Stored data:
-- START --

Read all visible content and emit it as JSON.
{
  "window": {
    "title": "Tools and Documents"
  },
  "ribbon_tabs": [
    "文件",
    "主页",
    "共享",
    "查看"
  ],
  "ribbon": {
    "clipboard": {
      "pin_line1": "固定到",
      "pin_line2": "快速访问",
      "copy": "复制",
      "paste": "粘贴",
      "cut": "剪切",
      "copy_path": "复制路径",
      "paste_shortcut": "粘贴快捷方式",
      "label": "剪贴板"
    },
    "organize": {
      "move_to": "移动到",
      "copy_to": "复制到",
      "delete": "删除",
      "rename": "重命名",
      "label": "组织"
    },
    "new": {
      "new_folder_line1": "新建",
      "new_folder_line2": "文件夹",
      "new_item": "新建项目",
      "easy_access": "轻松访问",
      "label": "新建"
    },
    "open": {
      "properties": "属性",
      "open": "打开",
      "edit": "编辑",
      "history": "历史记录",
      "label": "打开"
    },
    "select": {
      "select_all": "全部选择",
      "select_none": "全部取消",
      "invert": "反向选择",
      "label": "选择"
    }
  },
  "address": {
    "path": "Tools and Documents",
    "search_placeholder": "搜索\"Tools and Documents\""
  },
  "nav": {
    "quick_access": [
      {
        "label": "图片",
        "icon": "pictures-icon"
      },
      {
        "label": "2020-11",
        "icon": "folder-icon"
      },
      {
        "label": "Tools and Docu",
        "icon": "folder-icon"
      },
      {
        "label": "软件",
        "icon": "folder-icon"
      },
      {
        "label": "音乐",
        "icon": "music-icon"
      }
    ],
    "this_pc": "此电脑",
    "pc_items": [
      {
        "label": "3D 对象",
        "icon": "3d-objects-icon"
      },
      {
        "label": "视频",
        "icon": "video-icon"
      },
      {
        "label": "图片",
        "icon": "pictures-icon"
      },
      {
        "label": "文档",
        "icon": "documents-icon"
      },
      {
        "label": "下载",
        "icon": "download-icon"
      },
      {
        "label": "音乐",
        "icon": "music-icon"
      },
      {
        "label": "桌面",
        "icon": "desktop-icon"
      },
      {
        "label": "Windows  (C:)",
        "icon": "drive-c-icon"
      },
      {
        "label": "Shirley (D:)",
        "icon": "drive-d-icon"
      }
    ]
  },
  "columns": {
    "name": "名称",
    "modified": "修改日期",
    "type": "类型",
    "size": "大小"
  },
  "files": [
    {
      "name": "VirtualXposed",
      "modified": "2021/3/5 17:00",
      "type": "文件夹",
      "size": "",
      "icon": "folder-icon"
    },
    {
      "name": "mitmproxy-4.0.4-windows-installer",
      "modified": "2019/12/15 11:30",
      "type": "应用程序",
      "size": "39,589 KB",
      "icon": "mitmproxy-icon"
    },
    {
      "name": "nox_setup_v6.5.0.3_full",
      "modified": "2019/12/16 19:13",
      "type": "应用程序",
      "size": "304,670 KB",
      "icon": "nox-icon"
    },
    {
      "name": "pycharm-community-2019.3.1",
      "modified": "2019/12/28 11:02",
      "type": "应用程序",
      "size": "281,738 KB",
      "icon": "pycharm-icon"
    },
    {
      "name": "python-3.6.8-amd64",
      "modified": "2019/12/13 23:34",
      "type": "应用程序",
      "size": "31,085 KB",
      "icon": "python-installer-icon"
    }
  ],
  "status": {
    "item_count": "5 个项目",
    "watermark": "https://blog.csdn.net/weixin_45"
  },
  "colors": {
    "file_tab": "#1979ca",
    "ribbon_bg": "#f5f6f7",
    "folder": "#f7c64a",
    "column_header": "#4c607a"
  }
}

-- END --

*Exercise description*: From the data above, extract every line in its exact form.

*Solution to the exercise*:
Read all visible content and emit it as JSON.
{
  "window": {
    "title": "Tools and Documents"
  },
  "ribbon_tabs": [
    "文件",
    "主页",
    "共享",
    "查看"
  ],
  "ribbon": {
    "clipboard": {
      "pin_line1": "固定到",
      "pin_line2": "快速访问",
      "copy": "复制",
      "paste": "粘贴",
      "cut": "剪切",
      "copy_path": "复制路径",
      "paste_shortcut": "粘贴快捷方式",
      "label": "剪贴板"
    },
    "organize": {
      "move_to": "移动到",
      "copy_to": "复制到",
      "delete": "删除",
      "rename": "重命名",
      "label": "组织"
    },
    "new": {
      "new_folder_line1": "新建",
      "new_folder_line2": "文件夹",
      "new_item": "新建项目",
      "easy_access": "轻松访问",
      "label": "新建"
    },
    "open": {
      "properties": "属性",
      "open": "打开",
      "edit": "编辑",
      "history": "历史记录",
      "label": "打开"
    },
    "select": {
      "select_all": "全部选择",
      "select_none": "全部取消",
      "invert": "反向选择",
      "label": "选择"
    }
  },
  "address": {
    "path": "Tools and Documents",
    "search_placeholder": "搜索\"Tools and Documents\""
  },
  "nav": {
    "quick_access": [
      {
        "label": "图片",
        "icon": "pictures-icon"
      },
      {
        "label": "2020-11",
        "icon": "folder-icon"
      },
      {
        "label": "Tools and Docu",
        "icon": "folder-icon"
      },
      {
        "label": "软件",
        "icon": "folder-icon"
      },
      {
        "label": "音乐",
        "icon": "music-icon"
      }
    ],
    "this_pc": "此电脑",
    "pc_items": [
      {
        "label": "3D 对象",
        "icon": "3d-objects-icon"
      },
      {
        "label": "视频",
        "icon": "video-icon"
      },
      {
        "label": "图片",
        "icon": "pictures-icon"
      },
      {
        "label": "文档",
        "icon": "documents-icon"
      },
      {
        "label": "下载",
        "icon": "download-icon"
      },
      {
        "label": "音乐",
        "icon": "music-icon"
      },
      {
        "label": "桌面",
        "icon": "desktop-icon"
      },
      {
        "label": "Windows  (C:)",
        "icon": "drive-c-icon"
      },
      {
        "label": "Shirley (D:)",
        "icon": "drive-d-icon"
      }
    ]
  },
  "columns": {
    "name": "名称",
    "modified": "修改日期",
    "type": "类型",
    "size": "大小"
  },
  "files": [
    {
      "name": "VirtualXposed",
      "modified": "2021/3/5 17:00",
      "type": "文件夹",
      "size": "",
      "icon": "folder-icon"
    },
    {
      "name": "mitmproxy-4.0.4-windows-installer",
      "modified": "2019/12/15 11:30",
      "type": "应用程序",
      "size": "39,589 KB",
      "icon": "mitmproxy-icon"
    },
    {
      "name": "nox_setup_v6.5.0.3_full",
      "modified": "2019/12/16 19:13",
      "type": "应用程序",
      "size": "304,670 KB",
      "icon": "nox-icon"
    },
    {
      "name": "pycharm-community-2019.3.1",
      "modified": "2019/12/28 11:02",
      "type": "应用程序",
      "size": "281,738 KB",
      "icon": "pycharm-icon"
    },
    {
      "name": "python-3.6.8-amd64",
      "modified": "2019/12/13 23:34",
      "type": "应用程序",
      "size": "31,085 KB",
      "icon": "python-installer-icon"
    }
  ],
  "status": {
    "item_count": "5 个项目",
    "watermark": "https://blog.csdn.net/weixin_45"
  },
  "colors": {
    "file_tab": "#1979ca",
    "ribbon_bg": "#f5f6f7",
    "folder": "#f7c64a",
    "column_header": "#4c607a"
  }
}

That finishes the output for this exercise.